Start of INPUT FOR THIS TASK

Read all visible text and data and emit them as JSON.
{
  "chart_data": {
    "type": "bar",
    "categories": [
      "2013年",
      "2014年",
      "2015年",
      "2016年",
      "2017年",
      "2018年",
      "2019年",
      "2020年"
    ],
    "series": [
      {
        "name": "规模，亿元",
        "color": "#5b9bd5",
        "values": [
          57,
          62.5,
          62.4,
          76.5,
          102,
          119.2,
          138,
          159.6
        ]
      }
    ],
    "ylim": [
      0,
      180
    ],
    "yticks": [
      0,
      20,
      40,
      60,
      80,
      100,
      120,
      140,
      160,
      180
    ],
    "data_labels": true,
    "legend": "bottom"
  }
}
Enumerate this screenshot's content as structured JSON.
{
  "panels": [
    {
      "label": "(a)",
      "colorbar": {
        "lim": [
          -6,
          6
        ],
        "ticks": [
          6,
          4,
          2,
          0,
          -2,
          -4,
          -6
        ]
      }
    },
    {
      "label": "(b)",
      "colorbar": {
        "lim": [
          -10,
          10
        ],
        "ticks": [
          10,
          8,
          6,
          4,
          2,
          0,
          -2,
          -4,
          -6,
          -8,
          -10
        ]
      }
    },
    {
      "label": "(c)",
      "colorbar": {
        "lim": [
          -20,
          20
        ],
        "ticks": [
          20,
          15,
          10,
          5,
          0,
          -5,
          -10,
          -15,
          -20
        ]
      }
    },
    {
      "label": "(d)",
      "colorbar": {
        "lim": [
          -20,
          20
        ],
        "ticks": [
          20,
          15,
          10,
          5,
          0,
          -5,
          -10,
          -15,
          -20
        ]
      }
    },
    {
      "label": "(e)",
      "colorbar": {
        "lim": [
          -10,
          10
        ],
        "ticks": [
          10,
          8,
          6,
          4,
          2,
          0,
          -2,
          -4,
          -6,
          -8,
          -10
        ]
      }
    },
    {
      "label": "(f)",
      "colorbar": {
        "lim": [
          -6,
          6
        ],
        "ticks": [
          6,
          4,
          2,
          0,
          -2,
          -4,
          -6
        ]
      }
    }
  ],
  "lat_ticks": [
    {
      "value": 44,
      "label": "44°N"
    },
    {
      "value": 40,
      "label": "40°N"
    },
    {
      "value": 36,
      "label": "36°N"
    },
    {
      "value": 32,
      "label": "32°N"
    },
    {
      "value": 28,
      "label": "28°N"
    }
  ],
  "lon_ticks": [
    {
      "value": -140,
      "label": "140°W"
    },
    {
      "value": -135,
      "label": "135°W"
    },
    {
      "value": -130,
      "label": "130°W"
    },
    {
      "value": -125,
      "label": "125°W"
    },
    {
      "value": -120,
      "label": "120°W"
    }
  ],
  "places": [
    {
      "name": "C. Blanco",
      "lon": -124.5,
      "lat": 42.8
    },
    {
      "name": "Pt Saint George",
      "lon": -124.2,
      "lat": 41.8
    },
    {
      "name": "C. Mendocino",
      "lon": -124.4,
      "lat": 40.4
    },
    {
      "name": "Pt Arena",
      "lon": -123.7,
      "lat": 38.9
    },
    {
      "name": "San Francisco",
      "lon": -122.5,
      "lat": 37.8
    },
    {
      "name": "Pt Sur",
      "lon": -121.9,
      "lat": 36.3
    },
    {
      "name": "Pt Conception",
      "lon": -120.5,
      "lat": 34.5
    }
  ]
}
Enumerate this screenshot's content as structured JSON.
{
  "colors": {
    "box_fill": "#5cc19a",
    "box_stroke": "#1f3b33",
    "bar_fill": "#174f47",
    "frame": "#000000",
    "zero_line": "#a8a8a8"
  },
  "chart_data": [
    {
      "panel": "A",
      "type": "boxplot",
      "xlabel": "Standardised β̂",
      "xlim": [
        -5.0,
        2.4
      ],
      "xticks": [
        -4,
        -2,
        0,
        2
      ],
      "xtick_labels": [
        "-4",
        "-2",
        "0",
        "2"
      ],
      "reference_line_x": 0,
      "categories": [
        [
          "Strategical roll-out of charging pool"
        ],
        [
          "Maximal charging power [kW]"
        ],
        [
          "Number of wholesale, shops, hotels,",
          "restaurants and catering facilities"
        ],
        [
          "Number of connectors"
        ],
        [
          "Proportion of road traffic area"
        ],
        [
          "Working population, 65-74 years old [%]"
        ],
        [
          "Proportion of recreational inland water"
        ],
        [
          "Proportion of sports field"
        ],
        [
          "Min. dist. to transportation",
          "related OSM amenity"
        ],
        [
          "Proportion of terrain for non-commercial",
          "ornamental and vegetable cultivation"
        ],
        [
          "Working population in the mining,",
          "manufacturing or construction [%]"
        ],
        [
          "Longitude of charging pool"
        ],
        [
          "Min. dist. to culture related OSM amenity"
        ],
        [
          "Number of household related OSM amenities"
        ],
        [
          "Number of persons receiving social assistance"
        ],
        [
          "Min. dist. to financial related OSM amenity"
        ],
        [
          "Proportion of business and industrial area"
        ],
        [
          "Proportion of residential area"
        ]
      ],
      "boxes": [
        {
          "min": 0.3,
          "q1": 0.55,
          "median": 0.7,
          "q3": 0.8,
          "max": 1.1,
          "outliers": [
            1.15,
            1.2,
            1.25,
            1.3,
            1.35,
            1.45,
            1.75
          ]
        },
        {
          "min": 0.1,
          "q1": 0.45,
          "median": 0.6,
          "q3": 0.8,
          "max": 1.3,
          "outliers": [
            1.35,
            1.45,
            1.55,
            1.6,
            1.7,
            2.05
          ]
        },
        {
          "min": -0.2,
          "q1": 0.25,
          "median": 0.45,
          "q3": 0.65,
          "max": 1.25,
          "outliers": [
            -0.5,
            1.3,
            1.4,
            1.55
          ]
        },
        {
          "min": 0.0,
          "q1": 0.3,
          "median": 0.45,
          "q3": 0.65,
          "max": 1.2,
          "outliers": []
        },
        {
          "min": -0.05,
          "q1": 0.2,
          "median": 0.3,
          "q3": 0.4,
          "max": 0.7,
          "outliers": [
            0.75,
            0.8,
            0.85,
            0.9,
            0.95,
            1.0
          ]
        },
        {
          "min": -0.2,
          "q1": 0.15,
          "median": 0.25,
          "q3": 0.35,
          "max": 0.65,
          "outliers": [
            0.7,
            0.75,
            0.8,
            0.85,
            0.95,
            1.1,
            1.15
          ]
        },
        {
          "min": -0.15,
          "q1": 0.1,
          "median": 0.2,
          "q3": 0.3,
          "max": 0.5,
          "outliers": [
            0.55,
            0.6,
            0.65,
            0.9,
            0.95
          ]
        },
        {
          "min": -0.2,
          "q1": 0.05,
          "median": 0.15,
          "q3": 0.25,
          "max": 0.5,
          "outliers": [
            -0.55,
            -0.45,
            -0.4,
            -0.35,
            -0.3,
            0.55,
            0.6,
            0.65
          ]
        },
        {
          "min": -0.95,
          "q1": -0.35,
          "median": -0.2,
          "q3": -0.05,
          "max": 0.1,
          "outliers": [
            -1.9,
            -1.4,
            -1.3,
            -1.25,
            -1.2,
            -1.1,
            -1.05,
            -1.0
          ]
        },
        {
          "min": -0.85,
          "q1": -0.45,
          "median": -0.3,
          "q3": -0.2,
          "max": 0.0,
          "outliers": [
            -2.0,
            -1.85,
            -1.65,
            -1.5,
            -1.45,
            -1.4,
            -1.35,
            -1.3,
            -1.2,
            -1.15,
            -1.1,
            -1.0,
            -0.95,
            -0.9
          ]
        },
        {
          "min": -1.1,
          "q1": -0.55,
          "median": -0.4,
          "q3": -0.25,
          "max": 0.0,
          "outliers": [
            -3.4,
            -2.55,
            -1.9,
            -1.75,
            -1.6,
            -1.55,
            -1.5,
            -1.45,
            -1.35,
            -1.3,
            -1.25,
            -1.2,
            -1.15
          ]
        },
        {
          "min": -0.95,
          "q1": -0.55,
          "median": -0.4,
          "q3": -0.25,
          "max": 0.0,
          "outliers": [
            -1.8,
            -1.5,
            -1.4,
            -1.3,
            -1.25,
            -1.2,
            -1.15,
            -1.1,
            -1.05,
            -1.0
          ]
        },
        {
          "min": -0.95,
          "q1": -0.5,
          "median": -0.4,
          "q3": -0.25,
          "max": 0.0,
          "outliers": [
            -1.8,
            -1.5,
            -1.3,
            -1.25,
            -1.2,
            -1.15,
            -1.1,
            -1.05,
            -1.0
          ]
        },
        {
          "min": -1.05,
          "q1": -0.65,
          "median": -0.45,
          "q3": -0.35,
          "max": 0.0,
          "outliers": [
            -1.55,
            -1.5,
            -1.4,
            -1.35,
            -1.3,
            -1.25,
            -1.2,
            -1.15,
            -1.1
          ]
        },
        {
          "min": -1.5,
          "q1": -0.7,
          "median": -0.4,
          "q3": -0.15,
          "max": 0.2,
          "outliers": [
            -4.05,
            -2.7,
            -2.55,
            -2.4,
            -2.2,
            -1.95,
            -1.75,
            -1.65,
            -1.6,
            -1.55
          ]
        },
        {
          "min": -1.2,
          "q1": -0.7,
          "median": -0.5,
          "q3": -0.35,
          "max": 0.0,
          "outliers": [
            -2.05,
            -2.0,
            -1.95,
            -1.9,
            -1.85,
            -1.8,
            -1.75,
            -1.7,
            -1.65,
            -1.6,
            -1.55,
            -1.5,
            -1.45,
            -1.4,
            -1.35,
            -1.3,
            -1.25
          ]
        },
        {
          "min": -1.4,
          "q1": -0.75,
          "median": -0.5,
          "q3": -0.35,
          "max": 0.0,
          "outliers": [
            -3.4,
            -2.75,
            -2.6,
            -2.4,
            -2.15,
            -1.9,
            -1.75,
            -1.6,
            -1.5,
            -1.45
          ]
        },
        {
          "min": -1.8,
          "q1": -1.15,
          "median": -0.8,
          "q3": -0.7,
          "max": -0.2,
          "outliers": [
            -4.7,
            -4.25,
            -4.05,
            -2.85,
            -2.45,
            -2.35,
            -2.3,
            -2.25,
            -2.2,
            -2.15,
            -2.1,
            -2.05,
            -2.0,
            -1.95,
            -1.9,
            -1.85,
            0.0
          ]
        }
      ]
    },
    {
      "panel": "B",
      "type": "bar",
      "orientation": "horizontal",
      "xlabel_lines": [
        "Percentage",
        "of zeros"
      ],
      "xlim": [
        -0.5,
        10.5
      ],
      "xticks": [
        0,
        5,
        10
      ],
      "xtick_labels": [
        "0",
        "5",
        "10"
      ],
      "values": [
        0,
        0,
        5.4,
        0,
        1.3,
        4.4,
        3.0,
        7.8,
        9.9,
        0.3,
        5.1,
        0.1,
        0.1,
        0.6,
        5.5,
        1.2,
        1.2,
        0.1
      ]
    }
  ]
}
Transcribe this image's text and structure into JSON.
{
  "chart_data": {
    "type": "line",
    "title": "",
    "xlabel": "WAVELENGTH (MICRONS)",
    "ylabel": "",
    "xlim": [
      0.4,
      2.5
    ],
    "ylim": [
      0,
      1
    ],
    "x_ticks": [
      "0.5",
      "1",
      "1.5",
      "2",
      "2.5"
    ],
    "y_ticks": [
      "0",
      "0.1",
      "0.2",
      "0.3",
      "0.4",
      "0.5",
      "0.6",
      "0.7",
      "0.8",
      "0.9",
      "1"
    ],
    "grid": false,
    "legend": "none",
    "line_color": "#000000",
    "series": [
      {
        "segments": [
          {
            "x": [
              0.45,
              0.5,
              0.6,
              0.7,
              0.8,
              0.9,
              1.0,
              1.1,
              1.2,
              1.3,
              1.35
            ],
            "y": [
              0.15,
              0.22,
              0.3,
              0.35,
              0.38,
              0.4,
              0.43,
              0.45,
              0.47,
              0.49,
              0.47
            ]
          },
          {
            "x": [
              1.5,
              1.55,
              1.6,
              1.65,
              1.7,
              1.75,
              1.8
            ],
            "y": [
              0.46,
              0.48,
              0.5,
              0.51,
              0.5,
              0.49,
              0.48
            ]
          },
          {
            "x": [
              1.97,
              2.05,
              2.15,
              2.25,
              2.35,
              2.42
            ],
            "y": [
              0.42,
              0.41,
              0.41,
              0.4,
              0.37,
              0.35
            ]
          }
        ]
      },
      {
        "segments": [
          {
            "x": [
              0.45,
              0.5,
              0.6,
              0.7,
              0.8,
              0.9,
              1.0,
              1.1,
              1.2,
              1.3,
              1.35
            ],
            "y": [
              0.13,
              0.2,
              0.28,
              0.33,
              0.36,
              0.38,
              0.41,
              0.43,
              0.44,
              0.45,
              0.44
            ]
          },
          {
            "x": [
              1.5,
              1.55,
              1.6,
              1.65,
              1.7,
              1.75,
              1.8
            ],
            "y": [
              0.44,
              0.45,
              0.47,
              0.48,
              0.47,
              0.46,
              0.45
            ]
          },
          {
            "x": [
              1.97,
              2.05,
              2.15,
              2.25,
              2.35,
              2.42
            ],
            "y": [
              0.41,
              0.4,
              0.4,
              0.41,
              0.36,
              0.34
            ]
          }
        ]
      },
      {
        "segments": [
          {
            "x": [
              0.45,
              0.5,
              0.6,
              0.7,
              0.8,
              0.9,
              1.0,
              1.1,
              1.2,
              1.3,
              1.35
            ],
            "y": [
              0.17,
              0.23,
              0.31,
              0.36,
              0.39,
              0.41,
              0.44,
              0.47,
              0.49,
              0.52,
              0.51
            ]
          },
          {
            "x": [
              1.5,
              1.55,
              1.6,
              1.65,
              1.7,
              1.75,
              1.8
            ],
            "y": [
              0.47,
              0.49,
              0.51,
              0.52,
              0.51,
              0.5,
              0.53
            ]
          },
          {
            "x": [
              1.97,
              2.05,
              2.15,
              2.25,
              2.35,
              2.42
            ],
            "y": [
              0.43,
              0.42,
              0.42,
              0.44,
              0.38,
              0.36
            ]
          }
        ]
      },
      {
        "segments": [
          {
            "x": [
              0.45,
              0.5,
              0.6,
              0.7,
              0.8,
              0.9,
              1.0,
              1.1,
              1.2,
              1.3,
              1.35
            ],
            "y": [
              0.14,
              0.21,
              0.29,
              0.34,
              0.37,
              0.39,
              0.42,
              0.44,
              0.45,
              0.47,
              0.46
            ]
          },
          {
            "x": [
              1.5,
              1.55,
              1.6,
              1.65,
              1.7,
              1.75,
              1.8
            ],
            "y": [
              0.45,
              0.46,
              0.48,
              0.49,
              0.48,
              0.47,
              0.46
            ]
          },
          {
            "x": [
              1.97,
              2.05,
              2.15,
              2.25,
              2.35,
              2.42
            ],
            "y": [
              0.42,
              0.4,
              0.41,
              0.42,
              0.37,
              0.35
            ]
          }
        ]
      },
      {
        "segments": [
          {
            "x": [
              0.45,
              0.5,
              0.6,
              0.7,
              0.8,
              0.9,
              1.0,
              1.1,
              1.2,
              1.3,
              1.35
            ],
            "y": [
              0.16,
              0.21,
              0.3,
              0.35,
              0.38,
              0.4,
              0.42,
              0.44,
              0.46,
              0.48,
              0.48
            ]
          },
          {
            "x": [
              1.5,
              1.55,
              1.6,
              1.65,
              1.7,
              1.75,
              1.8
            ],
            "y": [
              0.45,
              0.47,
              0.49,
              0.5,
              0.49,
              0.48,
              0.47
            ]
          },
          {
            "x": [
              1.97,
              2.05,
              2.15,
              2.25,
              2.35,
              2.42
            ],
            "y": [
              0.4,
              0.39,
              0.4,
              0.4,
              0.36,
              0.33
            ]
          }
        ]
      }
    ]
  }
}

End of INPUT FOR THIS TASK

## [TASK DIRECTIONS]
Work out how many lines of the listing above include the word "text". Reply with nothing but the count.

## [THE SOLUTION]
2